(WHAT THE EXERCISE ASKS): Copy, from the entries below, each line where the word "JSON" can be found.

(Chart and figure data):
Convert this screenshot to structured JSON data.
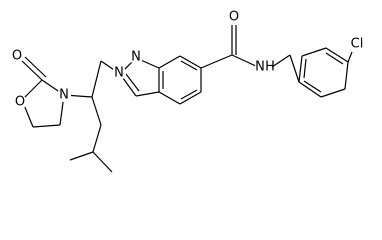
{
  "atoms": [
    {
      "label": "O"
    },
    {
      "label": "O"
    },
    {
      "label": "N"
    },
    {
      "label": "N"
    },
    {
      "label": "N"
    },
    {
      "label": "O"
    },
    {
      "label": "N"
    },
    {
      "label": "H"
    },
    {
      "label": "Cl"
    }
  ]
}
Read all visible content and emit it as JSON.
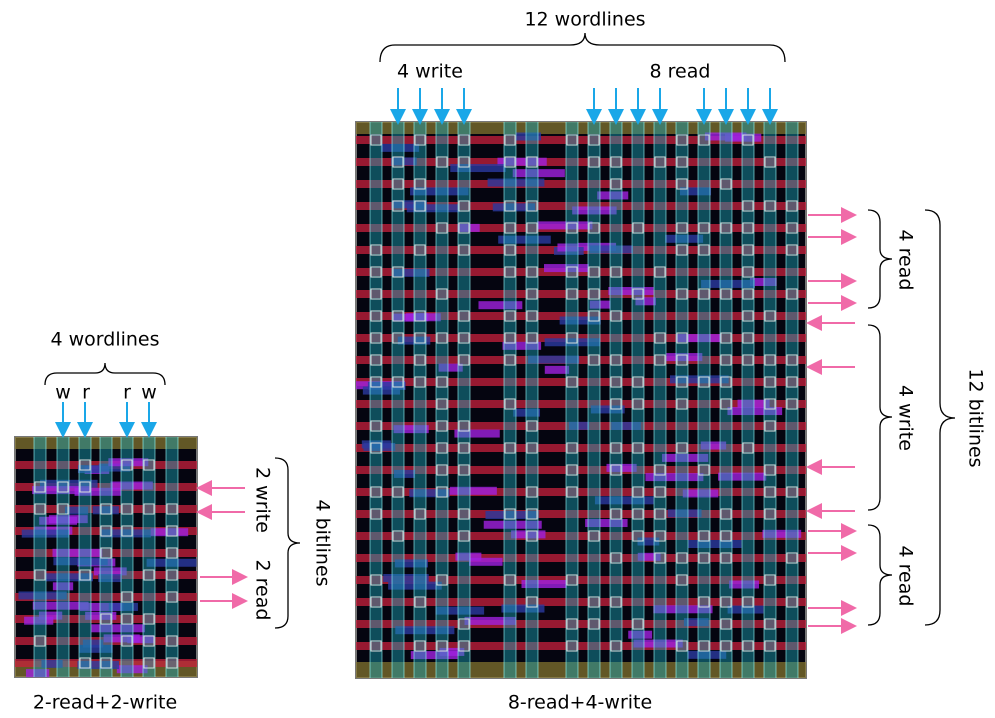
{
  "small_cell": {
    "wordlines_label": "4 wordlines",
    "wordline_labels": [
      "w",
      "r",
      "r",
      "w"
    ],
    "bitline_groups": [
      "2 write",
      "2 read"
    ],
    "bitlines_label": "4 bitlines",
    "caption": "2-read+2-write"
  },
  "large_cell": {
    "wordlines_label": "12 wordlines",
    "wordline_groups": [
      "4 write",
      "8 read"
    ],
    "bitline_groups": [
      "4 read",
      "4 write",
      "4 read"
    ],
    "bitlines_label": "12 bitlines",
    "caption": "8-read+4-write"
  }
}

(ANSWER FOR THIS EXERCISE):
Convert this screenshot to structured JSON data.
Read all visible content and emit it as JSON.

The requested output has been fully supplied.